(Figure record listings)
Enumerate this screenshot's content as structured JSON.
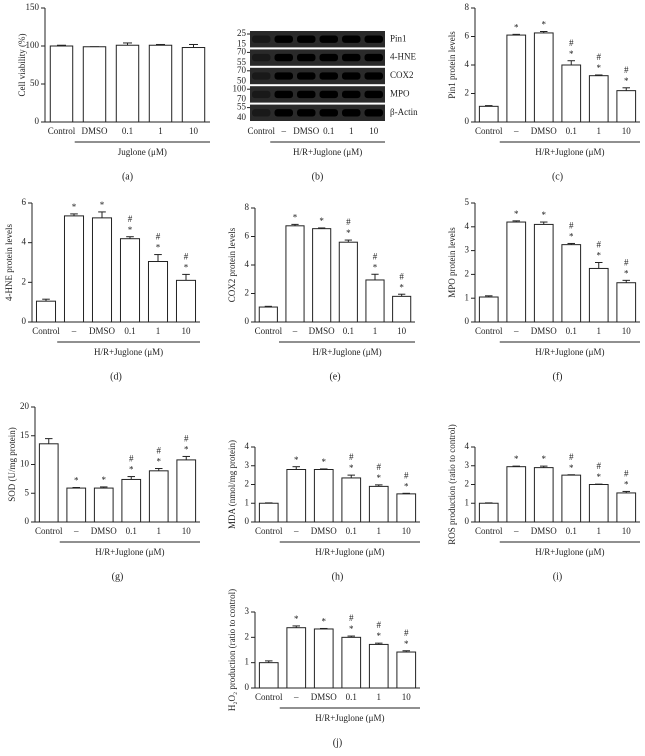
{
  "chart_data": [
    {
      "type": "bar",
      "caption": "(a)",
      "ylabel": "Cell viability (%)",
      "categories": [
        "Control",
        "DMSO",
        "0.1",
        "1",
        "10"
      ],
      "group_label": "Juglone (μM)",
      "values": [
        100,
        99,
        101,
        101,
        98
      ],
      "errors": [
        1,
        0,
        3,
        1,
        4
      ],
      "ylim": [
        0,
        150
      ],
      "yticks": [
        0,
        50,
        100,
        150
      ]
    },
    {
      "type": "blot",
      "caption": "(b)",
      "bands": [
        "Pin1",
        "4-HNE",
        "COX2",
        "MPO",
        "β-Actin"
      ],
      "markers": [
        [
          25,
          15
        ],
        [
          70,
          55
        ],
        [
          70,
          50
        ],
        [
          100,
          70
        ],
        [
          55,
          40
        ]
      ],
      "categories": [
        "Control",
        "–",
        "DMSO",
        "0.1",
        "1",
        "10"
      ],
      "group_label": "H/R+Juglone (μM)"
    },
    {
      "type": "bar",
      "caption": "(c)",
      "ylabel": "Pin1 protein levels",
      "categories": [
        "Control",
        "–",
        "DMSO",
        "0.1",
        "1",
        "10"
      ],
      "group_label": "H/R+Juglone (μM)",
      "values": [
        1.1,
        6.1,
        6.25,
        4.0,
        3.25,
        2.2
      ],
      "errors": [
        0.05,
        0.05,
        0.1,
        0.3,
        0.05,
        0.2
      ],
      "sig_star": [
        null,
        "*",
        "*",
        "*",
        "*",
        "*"
      ],
      "sig_hash": [
        null,
        null,
        null,
        "#",
        "#",
        "#"
      ],
      "ylim": [
        0,
        8
      ],
      "yticks": [
        0,
        2,
        4,
        6,
        8
      ]
    },
    {
      "type": "bar",
      "caption": "(d)",
      "ylabel": "4-HNE protein levels",
      "categories": [
        "Control",
        "–",
        "DMSO",
        "0.1",
        "1",
        "10"
      ],
      "group_label": "H/R+Juglone (μM)",
      "values": [
        1.05,
        5.35,
        5.25,
        4.2,
        3.05,
        2.1
      ],
      "errors": [
        0.1,
        0.1,
        0.3,
        0.1,
        0.35,
        0.3
      ],
      "sig_star": [
        null,
        "*",
        "*",
        "*",
        "*",
        "*"
      ],
      "sig_hash": [
        null,
        null,
        null,
        "#",
        "#",
        "#"
      ],
      "ylim": [
        0,
        6
      ],
      "yticks": [
        0,
        2,
        4,
        6
      ]
    },
    {
      "type": "bar",
      "caption": "(e)",
      "ylabel": "COX2 protein levels",
      "categories": [
        "Control",
        "–",
        "DMSO",
        "0.1",
        "1",
        "10"
      ],
      "group_label": "H/R+Juglone (μM)",
      "values": [
        1.05,
        6.75,
        6.55,
        5.6,
        2.95,
        1.8
      ],
      "errors": [
        0.05,
        0.1,
        0.05,
        0.15,
        0.4,
        0.15
      ],
      "sig_star": [
        null,
        "*",
        "*",
        "*",
        "*",
        "*"
      ],
      "sig_hash": [
        null,
        null,
        null,
        "#",
        "#",
        "#"
      ],
      "ylim": [
        0,
        8
      ],
      "yticks": [
        0,
        2,
        4,
        6,
        8
      ]
    },
    {
      "type": "bar",
      "caption": "(f)",
      "ylabel": "MPO protein levels",
      "categories": [
        "Control",
        "–",
        "DMSO",
        "0.1",
        "1",
        "10"
      ],
      "group_label": "H/R+Juglone (μM)",
      "values": [
        1.05,
        4.2,
        4.1,
        3.25,
        2.25,
        1.65
      ],
      "errors": [
        0.05,
        0.05,
        0.1,
        0.05,
        0.25,
        0.1
      ],
      "sig_star": [
        null,
        "*",
        "*",
        "*",
        "*",
        "*"
      ],
      "sig_hash": [
        null,
        null,
        null,
        "#",
        "#",
        "#"
      ],
      "ylim": [
        0,
        5
      ],
      "yticks": [
        0,
        1,
        2,
        3,
        4,
        5
      ]
    },
    {
      "type": "bar",
      "caption": "(g)",
      "ylabel": "SOD (U/mg protein)",
      "categories": [
        "Control",
        "–",
        "DMSO",
        "0.1",
        "1",
        "10"
      ],
      "group_label": "H/R+Juglone (μM)",
      "values": [
        13.6,
        5.9,
        5.9,
        7.4,
        8.9,
        10.8
      ],
      "errors": [
        0.9,
        0.1,
        0.2,
        0.5,
        0.4,
        0.6
      ],
      "sig_star": [
        null,
        "*",
        "*",
        "*",
        "*",
        "*"
      ],
      "sig_hash": [
        null,
        null,
        null,
        "#",
        "#",
        "#"
      ],
      "ylim": [
        0,
        20
      ],
      "yticks": [
        0,
        5,
        10,
        15,
        20
      ]
    },
    {
      "type": "bar",
      "caption": "(h)",
      "ylabel": "MDA (nmol/mg protein)",
      "categories": [
        "Control",
        "–",
        "DMSO",
        "0.1",
        "1",
        "10"
      ],
      "group_label": "H/R+Juglone (μM)",
      "values": [
        1.0,
        2.8,
        2.8,
        2.35,
        1.9,
        1.5
      ],
      "errors": [
        0.02,
        0.15,
        0.03,
        0.15,
        0.08,
        0.03
      ],
      "sig_star": [
        null,
        "*",
        "*",
        "*",
        "*",
        "*"
      ],
      "sig_hash": [
        null,
        null,
        null,
        "#",
        "#",
        "#"
      ],
      "ylim": [
        0,
        4
      ],
      "yticks": [
        0,
        1,
        2,
        3,
        4
      ]
    },
    {
      "type": "bar",
      "caption": "(i)",
      "ylabel": "ROS production (ratio to control)",
      "categories": [
        "Control",
        "–",
        "DMSO",
        "0.1",
        "1",
        "10"
      ],
      "group_label": "H/R+Juglone (μM)",
      "values": [
        1.0,
        2.95,
        2.9,
        2.5,
        2.0,
        1.55
      ],
      "errors": [
        0.02,
        0.03,
        0.08,
        0.02,
        0.02,
        0.08
      ],
      "sig_star": [
        null,
        "*",
        "*",
        "*",
        "*",
        "*"
      ],
      "sig_hash": [
        null,
        null,
        null,
        "#",
        "#",
        "#"
      ],
      "ylim": [
        0,
        4
      ],
      "yticks": [
        0,
        1,
        2,
        3,
        4
      ]
    },
    {
      "type": "bar",
      "caption": "(j)",
      "ylabel": "H₂O₂ production (ratio to control)",
      "categories": [
        "Control",
        "–",
        "DMSO",
        "0.1",
        "1",
        "10"
      ],
      "group_label": "H/R+Juglone (μM)",
      "values": [
        1.0,
        2.38,
        2.33,
        2.0,
        1.72,
        1.42
      ],
      "errors": [
        0.07,
        0.07,
        0.02,
        0.05,
        0.05,
        0.05
      ],
      "sig_star": [
        null,
        "*",
        "*",
        "*",
        "*",
        "*"
      ],
      "sig_hash": [
        null,
        null,
        null,
        "#",
        "#",
        "#"
      ],
      "ylim": [
        0,
        3
      ],
      "yticks": [
        0,
        1,
        2,
        3
      ]
    }
  ]
}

**Goal of the exercise:**
Within the records, how many lines include "protein"? The answer is the number and nothing else.

**Task output:**
6